____ DATASET ENTRIES

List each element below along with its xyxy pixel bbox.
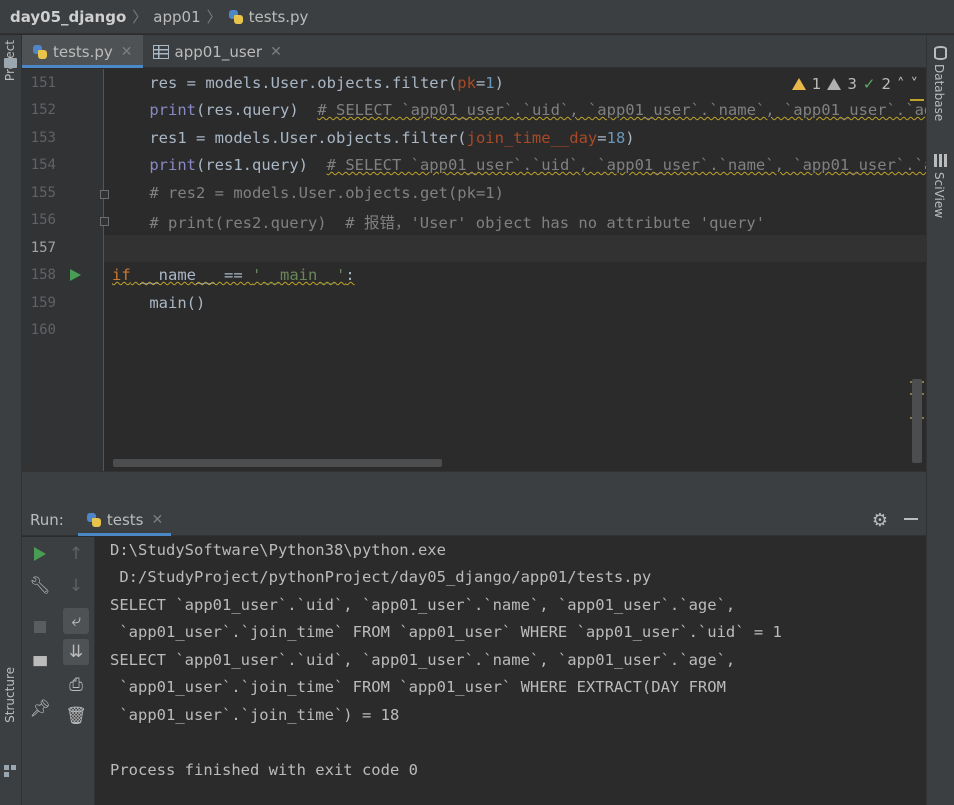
right-tool-strip bbox=[926, 35, 954, 805]
rerun-button[interactable] bbox=[28, 542, 52, 566]
previous-highlight-icon[interactable]: ˄ bbox=[897, 75, 905, 93]
line-number: 160 bbox=[30, 322, 56, 338]
warning-count: 1 bbox=[811, 75, 822, 93]
sciview-icon[interactable] bbox=[934, 154, 947, 167]
line-number: 157 bbox=[30, 240, 56, 256]
typo-count: 2 bbox=[881, 75, 891, 93]
console-line: Process finished with exit code 0 bbox=[110, 761, 418, 779]
inspection-widget[interactable]: 1 3 ✓ 2 ˄ ˅ bbox=[791, 75, 919, 93]
structure-icon[interactable] bbox=[4, 765, 16, 777]
sciview-tool-tab[interactable]: SciView bbox=[932, 172, 946, 218]
stop-button[interactable] bbox=[28, 615, 52, 639]
close-icon[interactable]: ✕ bbox=[121, 44, 133, 60]
minimize-icon[interactable] bbox=[904, 518, 918, 520]
tab-label: app01_user bbox=[174, 42, 263, 61]
console-output[interactable]: D:\StudySoftware\Python38\python.exe D:/… bbox=[96, 537, 926, 805]
tab-label: tests.py bbox=[53, 42, 113, 61]
trash-icon[interactable]: 🗑︎ bbox=[64, 704, 88, 728]
breadcrumb: day05_django 〉 app01 〉 tests.py bbox=[0, 0, 954, 34]
gear-icon[interactable]: ⚙ bbox=[872, 510, 888, 531]
breadcrumb-folder[interactable]: app01 bbox=[153, 8, 200, 26]
line-number: 152 bbox=[30, 102, 56, 118]
down-arrow-icon[interactable]: ↓ bbox=[64, 574, 88, 598]
line-number: 155 bbox=[30, 185, 56, 201]
line-number: 158 bbox=[30, 267, 56, 283]
run-panel-header: Run: tests ✕ ⚙ bbox=[22, 504, 926, 536]
code-editor[interactable]: 151 152 153 154 155 156 157 158 159 160 … bbox=[22, 69, 926, 471]
warning-icon bbox=[791, 78, 806, 90]
fold-icon[interactable] bbox=[100, 190, 109, 199]
close-icon[interactable]: ✕ bbox=[151, 512, 163, 528]
code-line: main() bbox=[149, 294, 206, 312]
console-line: `app01_user`.`join_time` FROM `app01_use… bbox=[110, 678, 726, 696]
print-icon[interactable]: ⎙ bbox=[64, 673, 88, 697]
console-line: `app01_user`.`join_time`) = 18 bbox=[110, 706, 400, 724]
console-line: D:/StudyProject/pythonProject/day05_djan… bbox=[110, 568, 652, 586]
current-line-highlight bbox=[104, 235, 926, 262]
vertical-scrollbar[interactable] bbox=[912, 379, 922, 463]
chevron-right-icon: 〉 bbox=[206, 8, 222, 26]
structure-tool-tab[interactable]: Structure bbox=[3, 667, 17, 723]
weak-warning-count: 3 bbox=[847, 75, 857, 93]
pin-icon[interactable]: 📌︎ bbox=[28, 697, 52, 721]
code-line: if __name__ == '__main__': bbox=[112, 266, 355, 284]
wrench-icon[interactable]: 🔧︎ bbox=[28, 574, 52, 598]
next-highlight-icon[interactable]: ˅ bbox=[911, 75, 919, 93]
breadcrumb-file[interactable]: tests.py bbox=[249, 8, 309, 26]
console-line: `app01_user`.`join_time` FROM `app01_use… bbox=[110, 623, 782, 641]
console-line: D:\StudySoftware\Python38\python.exe bbox=[110, 541, 446, 559]
scroll-to-end-icon[interactable]: ⇊ bbox=[63, 639, 89, 665]
code-line: # print(res2.query) # 报错，'User' object h… bbox=[149, 214, 766, 232]
code-line: # res2 = models.User.objects.get(pk=1) bbox=[149, 184, 504, 202]
weak-warning-icon bbox=[827, 78, 842, 90]
console-line: SELECT `app01_user`.`uid`, `app01_user`.… bbox=[110, 596, 736, 614]
database-tool-tab[interactable]: Database bbox=[932, 64, 946, 121]
code-line: print(res1.query) # SELECT `app01_user`.… bbox=[149, 156, 926, 174]
horizontal-scrollbar[interactable] bbox=[113, 459, 442, 467]
run-toolbar-primary: 🔧︎ ▀ 📌︎ bbox=[22, 537, 58, 805]
line-number: 151 bbox=[30, 75, 56, 91]
run-tab-label: tests bbox=[106, 510, 144, 529]
code-line: res1 = models.User.objects.filter(join_t… bbox=[149, 129, 635, 147]
python-file-icon bbox=[228, 9, 244, 25]
python-file-icon bbox=[32, 44, 48, 60]
line-number: 159 bbox=[30, 295, 56, 311]
up-arrow-icon[interactable]: ↑ bbox=[64, 542, 88, 566]
tab-app01-user[interactable]: app01_user ✕ bbox=[143, 35, 292, 68]
fold-icon[interactable] bbox=[100, 217, 109, 226]
typo-check-icon: ✓ bbox=[862, 75, 876, 93]
run-gutter-icon[interactable] bbox=[70, 269, 81, 281]
close-icon[interactable]: ✕ bbox=[270, 44, 282, 60]
panel-divider[interactable] bbox=[22, 471, 926, 504]
python-file-icon bbox=[86, 512, 102, 528]
line-number: 156 bbox=[30, 212, 56, 228]
play-icon bbox=[34, 547, 46, 561]
run-toolbar-secondary: ↑ ↓ ⤶ ⇊ ⎙ 🗑︎ bbox=[58, 537, 95, 805]
code-line: res = models.User.objects.filter(pk=1) bbox=[149, 74, 504, 92]
database-icon[interactable] bbox=[934, 46, 947, 60]
breadcrumb-project[interactable]: day05_django bbox=[10, 8, 126, 26]
line-number: 153 bbox=[30, 130, 56, 146]
line-number: 154 bbox=[30, 157, 56, 173]
layout-icon[interactable]: ▀ bbox=[28, 655, 52, 679]
tab-tests-py[interactable]: tests.py ✕ bbox=[22, 35, 143, 68]
chevron-right-icon: 〉 bbox=[132, 8, 148, 26]
stop-icon bbox=[34, 621, 46, 633]
soft-wrap-icon[interactable]: ⤶ bbox=[63, 608, 89, 634]
folder-icon[interactable] bbox=[4, 58, 17, 68]
run-config-tab[interactable]: tests ✕ bbox=[77, 504, 172, 536]
editor-tab-bar: tests.py ✕ app01_user ✕ bbox=[22, 35, 926, 68]
run-panel-title: Run: bbox=[30, 510, 64, 529]
code-line: print(res.query) # SELECT `app01_user`.`… bbox=[149, 101, 926, 119]
error-stripe-mark[interactable] bbox=[910, 99, 924, 101]
table-icon bbox=[152, 44, 169, 59]
console-line: SELECT `app01_user`.`uid`, `app01_user`.… bbox=[110, 651, 736, 669]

________

- [WHAT IS BEING ASKED] Copy the rows word for word, from the line containing "right-tool-strip bbox=[926, 35, 954, 805]" through the line containing "warning-count: 1 bbox=[811, 75, 822, 93]", including both of those lines.

- [IN RESPONSE]
right-tool-strip bbox=[926, 35, 954, 805]
rerun-button[interactable] bbox=[28, 542, 52, 566]
previous-highlight-icon[interactable]: ˄ bbox=[897, 75, 905, 93]
line-number: 160 bbox=[30, 322, 56, 338]
warning-count: 1 bbox=[811, 75, 822, 93]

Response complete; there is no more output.